== Source data ==

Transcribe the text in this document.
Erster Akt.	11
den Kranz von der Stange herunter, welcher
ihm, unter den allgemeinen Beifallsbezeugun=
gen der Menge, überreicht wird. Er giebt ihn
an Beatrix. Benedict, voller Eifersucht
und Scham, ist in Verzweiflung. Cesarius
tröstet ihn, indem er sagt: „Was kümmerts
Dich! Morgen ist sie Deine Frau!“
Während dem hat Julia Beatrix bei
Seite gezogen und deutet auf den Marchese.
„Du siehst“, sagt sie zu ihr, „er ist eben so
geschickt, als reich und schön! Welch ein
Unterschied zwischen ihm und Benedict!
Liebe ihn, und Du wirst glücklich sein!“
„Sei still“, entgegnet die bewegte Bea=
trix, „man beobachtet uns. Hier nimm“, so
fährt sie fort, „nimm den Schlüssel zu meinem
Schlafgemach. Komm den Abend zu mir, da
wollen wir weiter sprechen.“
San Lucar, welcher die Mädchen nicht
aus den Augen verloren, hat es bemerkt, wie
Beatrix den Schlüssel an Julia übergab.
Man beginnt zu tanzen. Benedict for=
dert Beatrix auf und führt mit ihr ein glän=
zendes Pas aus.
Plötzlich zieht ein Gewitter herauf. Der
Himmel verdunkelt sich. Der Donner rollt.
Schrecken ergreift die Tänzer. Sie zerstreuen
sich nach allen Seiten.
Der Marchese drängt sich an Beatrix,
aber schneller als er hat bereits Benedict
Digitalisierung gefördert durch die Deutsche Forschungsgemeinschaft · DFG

== WORK REQUIRED ==
Gather up the lines that contain the word "welcher".

== OUTPUT FOR THIS EXERCISE ==
den Kranz von der Stange herunter, welcher
San Lucar, welcher die Mädchen nicht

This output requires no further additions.